►

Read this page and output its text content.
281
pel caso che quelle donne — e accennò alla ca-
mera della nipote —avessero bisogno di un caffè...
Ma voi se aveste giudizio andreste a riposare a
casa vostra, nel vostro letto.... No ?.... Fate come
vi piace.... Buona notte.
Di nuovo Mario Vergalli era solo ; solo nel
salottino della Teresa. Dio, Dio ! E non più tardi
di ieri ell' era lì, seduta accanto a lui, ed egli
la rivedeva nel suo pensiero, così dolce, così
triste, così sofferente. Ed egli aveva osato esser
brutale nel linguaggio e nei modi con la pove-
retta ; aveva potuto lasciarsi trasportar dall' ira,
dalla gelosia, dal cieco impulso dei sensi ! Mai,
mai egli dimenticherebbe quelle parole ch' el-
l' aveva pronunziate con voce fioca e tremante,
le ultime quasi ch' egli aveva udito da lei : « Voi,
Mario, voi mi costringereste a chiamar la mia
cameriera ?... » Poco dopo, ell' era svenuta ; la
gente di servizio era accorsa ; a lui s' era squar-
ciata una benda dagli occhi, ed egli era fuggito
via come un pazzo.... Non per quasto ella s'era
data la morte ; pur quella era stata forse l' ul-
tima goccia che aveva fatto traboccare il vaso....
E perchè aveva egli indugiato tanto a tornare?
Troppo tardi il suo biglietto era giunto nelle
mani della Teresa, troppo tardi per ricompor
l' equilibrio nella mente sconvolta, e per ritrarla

◄
►

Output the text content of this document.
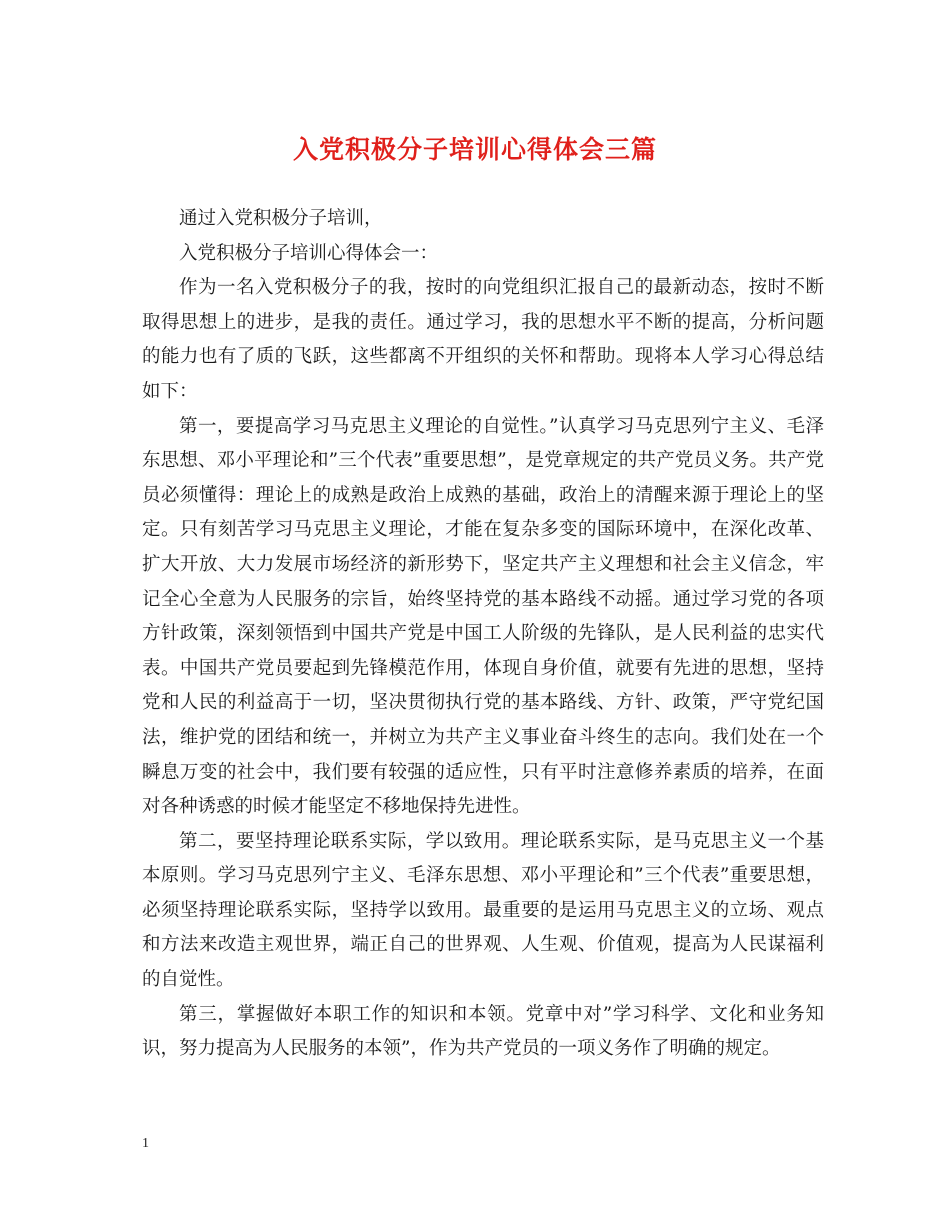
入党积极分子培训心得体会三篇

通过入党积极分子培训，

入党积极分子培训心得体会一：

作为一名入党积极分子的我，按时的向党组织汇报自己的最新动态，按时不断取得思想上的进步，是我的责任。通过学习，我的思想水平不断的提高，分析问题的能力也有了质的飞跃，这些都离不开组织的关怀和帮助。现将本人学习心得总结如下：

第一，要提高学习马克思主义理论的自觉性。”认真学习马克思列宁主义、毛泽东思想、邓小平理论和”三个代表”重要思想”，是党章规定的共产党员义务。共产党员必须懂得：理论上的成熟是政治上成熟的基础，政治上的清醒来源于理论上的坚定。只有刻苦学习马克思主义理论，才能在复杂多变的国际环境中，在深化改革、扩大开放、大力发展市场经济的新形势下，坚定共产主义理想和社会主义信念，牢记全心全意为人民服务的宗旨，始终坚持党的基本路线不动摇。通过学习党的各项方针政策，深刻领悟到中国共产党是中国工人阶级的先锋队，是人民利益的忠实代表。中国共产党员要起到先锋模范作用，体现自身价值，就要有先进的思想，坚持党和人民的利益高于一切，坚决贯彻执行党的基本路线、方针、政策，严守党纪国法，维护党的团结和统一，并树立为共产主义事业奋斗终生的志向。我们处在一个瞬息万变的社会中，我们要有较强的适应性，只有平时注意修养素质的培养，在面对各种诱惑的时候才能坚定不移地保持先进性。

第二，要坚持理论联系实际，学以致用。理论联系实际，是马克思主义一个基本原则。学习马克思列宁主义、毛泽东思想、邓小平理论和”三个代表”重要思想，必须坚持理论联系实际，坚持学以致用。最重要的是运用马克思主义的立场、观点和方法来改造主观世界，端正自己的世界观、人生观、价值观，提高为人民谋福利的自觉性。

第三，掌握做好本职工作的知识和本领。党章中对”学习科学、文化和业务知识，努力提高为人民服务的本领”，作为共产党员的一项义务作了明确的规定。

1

◄

--- Task to complete ---
Your answer should be only the number of lines that hold the word "text".

--- Final result ---
2